● GIVEN TASK
Copy each line exactly. Leave nothing out.
----- DATA FOR THIS TASK -----
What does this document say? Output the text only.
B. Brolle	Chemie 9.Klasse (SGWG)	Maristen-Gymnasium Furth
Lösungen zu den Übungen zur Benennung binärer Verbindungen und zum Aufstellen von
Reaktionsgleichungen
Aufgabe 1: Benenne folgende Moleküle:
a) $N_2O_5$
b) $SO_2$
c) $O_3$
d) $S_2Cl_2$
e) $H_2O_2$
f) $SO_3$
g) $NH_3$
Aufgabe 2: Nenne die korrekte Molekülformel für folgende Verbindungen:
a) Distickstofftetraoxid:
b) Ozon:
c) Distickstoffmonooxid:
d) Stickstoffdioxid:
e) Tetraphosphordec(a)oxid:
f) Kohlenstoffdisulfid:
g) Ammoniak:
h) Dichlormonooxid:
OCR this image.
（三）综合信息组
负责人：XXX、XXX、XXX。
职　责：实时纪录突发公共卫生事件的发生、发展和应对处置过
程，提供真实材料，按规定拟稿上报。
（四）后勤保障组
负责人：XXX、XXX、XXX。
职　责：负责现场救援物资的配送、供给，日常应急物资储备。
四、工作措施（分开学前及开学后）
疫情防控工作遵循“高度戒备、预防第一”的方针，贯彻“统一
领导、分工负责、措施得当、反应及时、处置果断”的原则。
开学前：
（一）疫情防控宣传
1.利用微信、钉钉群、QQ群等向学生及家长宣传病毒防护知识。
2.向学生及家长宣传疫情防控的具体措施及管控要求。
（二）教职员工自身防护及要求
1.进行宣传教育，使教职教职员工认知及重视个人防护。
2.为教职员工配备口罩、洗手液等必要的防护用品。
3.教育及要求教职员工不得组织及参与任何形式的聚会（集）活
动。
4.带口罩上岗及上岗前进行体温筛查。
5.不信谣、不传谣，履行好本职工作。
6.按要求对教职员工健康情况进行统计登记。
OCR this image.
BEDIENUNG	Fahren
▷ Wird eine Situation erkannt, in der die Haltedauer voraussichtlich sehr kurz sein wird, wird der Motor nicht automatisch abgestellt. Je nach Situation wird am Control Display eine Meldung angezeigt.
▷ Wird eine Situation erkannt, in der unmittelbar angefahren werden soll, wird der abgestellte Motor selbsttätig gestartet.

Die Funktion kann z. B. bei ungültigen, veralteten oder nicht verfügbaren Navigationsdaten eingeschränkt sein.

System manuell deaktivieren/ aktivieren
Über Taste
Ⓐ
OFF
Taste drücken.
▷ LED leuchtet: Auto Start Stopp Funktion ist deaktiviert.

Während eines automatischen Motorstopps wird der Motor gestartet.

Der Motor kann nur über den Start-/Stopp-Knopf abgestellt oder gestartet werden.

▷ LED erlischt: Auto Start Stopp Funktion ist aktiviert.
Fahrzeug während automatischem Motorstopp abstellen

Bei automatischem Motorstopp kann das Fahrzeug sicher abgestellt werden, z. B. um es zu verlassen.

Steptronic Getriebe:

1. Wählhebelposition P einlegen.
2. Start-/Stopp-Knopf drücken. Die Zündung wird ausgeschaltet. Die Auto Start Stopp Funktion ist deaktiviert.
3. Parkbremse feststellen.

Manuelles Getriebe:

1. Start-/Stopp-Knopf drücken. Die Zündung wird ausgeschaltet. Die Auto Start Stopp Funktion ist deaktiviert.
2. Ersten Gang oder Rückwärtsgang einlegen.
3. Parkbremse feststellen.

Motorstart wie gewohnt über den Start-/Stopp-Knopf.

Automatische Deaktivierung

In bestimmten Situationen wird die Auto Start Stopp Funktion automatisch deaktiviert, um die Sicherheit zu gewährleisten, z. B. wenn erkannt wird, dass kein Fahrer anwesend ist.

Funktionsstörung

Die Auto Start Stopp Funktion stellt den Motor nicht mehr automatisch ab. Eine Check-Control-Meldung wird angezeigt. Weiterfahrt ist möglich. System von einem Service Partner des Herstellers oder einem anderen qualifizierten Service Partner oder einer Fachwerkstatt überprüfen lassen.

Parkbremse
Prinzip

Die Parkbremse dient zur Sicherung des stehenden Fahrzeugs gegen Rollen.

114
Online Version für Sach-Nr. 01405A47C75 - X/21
-----
● RESULT
What does this document say? Output the text only.
B. Brolle	Chemie 9.Klasse (SGWG)	Maristen-Gymnasium Furth
Lösungen zu den Übungen zur Benennung binärer Verbindungen und zum Aufstellen von
Reaktionsgleichungen
Aufgabe 1: Benenne folgende Moleküle:
a) $N_2O_5$
b) $SO_2$
c) $O_3$
d) $S_2Cl_2$
e) $H_2O_2$
f) $SO_3$
g) $NH_3$
Aufgabe 2: Nenne die korrekte Molekülformel für folgende Verbindungen:
a) Distickstofftetraoxid:
b) Ozon:
c) Distickstoffmonooxid:
d) Stickstoffdioxid:
e) Tetraphosphordec(a)oxid:
f) Kohlenstoffdisulfid:
g) Ammoniak:
h) Dichlormonooxid:
OCR this image.
（三）综合信息组
负责人：XXX、XXX、XXX。
职　责：实时纪录突发公共卫生事件的发生、发展和应对处置过
程，提供真实材料，按规定拟稿上报。
（四）后勤保障组
负责人：XXX、XXX、XXX。
职　责：负责现场救援物资的配送、供给，日常应急物资储备。
四、工作措施（分开学前及开学后）
疫情防控工作遵循“高度戒备、预防第一”的方针，贯彻“统一
领导、分工负责、措施得当、反应及时、处置果断”的原则。
开学前：
（一）疫情防控宣传
1.利用微信、钉钉群、QQ群等向学生及家长宣传病毒防护知识。
2.向学生及家长宣传疫情防控的具体措施及管控要求。
（二）教职员工自身防护及要求
1.进行宣传教育，使教职教职员工认知及重视个人防护。
2.为教职员工配备口罩、洗手液等必要的防护用品。
3.教育及要求教职员工不得组织及参与任何形式的聚会（集）活
动。
4.带口罩上岗及上岗前进行体温筛查。
5.不信谣、不传谣，履行好本职工作。
6.按要求对教职员工健康情况进行统计登记。
OCR this image.
BEDIENUNG	Fahren
▷ Wird eine Situation erkannt, in der die Haltedauer voraussichtlich sehr kurz sein wird, wird der Motor nicht automatisch abgestellt. Je nach Situation wird am Control Display eine Meldung angezeigt.
▷ Wird eine Situation erkannt, in der unmittelbar angefahren werden soll, wird der abgestellte Motor selbsttätig gestartet.

Die Funktion kann z. B. bei ungültigen, veralteten oder nicht verfügbaren Navigationsdaten eingeschränkt sein.

System manuell deaktivieren/ aktivieren
Über Taste
Ⓐ
OFF
Taste drücken.
▷ LED leuchtet: Auto Start Stopp Funktion ist deaktiviert.

Während eines automatischen Motorstopps wird der Motor gestartet.

Der Motor kann nur über den Start-/Stopp-Knopf abgestellt oder gestartet werden.

▷ LED erlischt: Auto Start Stopp Funktion ist aktiviert.
Fahrzeug während automatischem Motorstopp abstellen

Bei automatischem Motorstopp kann das Fahrzeug sicher abgestellt werden, z. B. um es zu verlassen.

Steptronic Getriebe:

1. Wählhebelposition P einlegen.
2. Start-/Stopp-Knopf drücken. Die Zündung wird ausgeschaltet. Die Auto Start Stopp Funktion ist deaktiviert.
3. Parkbremse feststellen.

Manuelles Getriebe:

1. Start-/Stopp-Knopf drücken. Die Zündung wird ausgeschaltet. Die Auto Start Stopp Funktion ist deaktiviert.
2. Ersten Gang oder Rückwärtsgang einlegen.
3. Parkbremse feststellen.

Motorstart wie gewohnt über den Start-/Stopp-Knopf.

Automatische Deaktivierung

In bestimmten Situationen wird die Auto Start Stopp Funktion automatisch deaktiviert, um die Sicherheit zu gewährleisten, z. B. wenn erkannt wird, dass kein Fahrer anwesend ist.

Funktionsstörung

Die Auto Start Stopp Funktion stellt den Motor nicht mehr automatisch ab. Eine Check-Control-Meldung wird angezeigt. Weiterfahrt ist möglich. System von einem Service Partner des Herstellers oder einem anderen qualifizierten Service Partner oder einer Fachwerkstatt überprüfen lassen.

Parkbremse
Prinzip

Die Parkbremse dient zur Sicherung des stehenden Fahrzeugs gegen Rollen.

114
Online Version für Sach-Nr. 01405A47C75 - X/21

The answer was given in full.